#### [What you should do]
Write out the material below again, unchanged.
--- start ---
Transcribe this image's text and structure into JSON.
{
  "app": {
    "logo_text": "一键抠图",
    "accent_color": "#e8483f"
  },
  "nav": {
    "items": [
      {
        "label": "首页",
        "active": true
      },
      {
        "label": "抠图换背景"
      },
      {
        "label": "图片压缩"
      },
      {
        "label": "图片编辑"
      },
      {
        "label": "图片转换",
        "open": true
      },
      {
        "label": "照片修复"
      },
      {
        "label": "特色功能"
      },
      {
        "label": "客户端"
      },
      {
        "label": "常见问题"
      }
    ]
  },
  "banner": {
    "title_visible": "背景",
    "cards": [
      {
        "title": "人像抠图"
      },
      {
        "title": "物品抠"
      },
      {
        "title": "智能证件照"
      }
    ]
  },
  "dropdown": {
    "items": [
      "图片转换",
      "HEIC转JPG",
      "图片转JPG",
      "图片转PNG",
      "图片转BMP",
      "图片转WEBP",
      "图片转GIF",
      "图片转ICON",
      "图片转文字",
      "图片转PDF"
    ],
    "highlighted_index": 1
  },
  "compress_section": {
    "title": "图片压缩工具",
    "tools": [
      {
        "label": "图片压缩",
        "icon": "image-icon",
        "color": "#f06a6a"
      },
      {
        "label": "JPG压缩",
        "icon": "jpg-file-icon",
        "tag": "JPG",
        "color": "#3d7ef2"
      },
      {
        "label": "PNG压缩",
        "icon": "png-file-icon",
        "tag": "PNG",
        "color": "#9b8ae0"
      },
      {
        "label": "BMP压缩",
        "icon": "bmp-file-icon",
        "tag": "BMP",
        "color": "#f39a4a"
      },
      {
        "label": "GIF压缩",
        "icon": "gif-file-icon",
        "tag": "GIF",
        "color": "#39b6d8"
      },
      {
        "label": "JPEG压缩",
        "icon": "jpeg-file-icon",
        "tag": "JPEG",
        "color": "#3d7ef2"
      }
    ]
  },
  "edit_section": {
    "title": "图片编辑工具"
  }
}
--- end ---
#### [Exercise response]
Transcribe this image's text and structure into JSON.
{
  "app": {
    "logo_text": "一键抠图",
    "accent_color": "#e8483f"
  },
  "nav": {
    "items": [
      {
        "label": "首页",
        "active": true
      },
      {
        "label": "抠图换背景"
      },
      {
        "label": "图片压缩"
      },
      {
        "label": "图片编辑"
      },
      {
        "label": "图片转换",
        "open": true
      },
      {
        "label": "照片修复"
      },
      {
        "label": "特色功能"
      },
      {
        "label": "客户端"
      },
      {
        "label": "常见问题"
      }
    ]
  },
  "banner": {
    "title_visible": "背景",
    "cards": [
      {
        "title": "人像抠图"
      },
      {
        "title": "物品抠"
      },
      {
        "title": "智能证件照"
      }
    ]
  },
  "dropdown": {
    "items": [
      "图片转换",
      "HEIC转JPG",
      "图片转JPG",
      "图片转PNG",
      "图片转BMP",
      "图片转WEBP",
      "图片转GIF",
      "图片转ICON",
      "图片转文字",
      "图片转PDF"
    ],
    "highlighted_index": 1
  },
  "compress_section": {
    "title": "图片压缩工具",
    "tools": [
      {
        "label": "图片压缩",
        "icon": "image-icon",
        "color": "#f06a6a"
      },
      {
        "label": "JPG压缩",
        "icon": "jpg-file-icon",
        "tag": "JPG",
        "color": "#3d7ef2"
      },
      {
        "label": "PNG压缩",
        "icon": "png-file-icon",
        "tag": "PNG",
        "color": "#9b8ae0"
      },
      {
        "label": "BMP压缩",
        "icon": "bmp-file-icon",
        "tag": "BMP",
        "color": "#f39a4a"
      },
      {
        "label": "GIF压缩",
        "icon": "gif-file-icon",
        "tag": "GIF",
        "color": "#39b6d8"
      },
      {
        "label": "JPEG压缩",
        "icon": "jpeg-file-icon",
        "tag": "JPEG",
        "color": "#3d7ef2"
      }
    ]
  },
  "edit_section": {
    "title": "图片编辑工具"
  }
}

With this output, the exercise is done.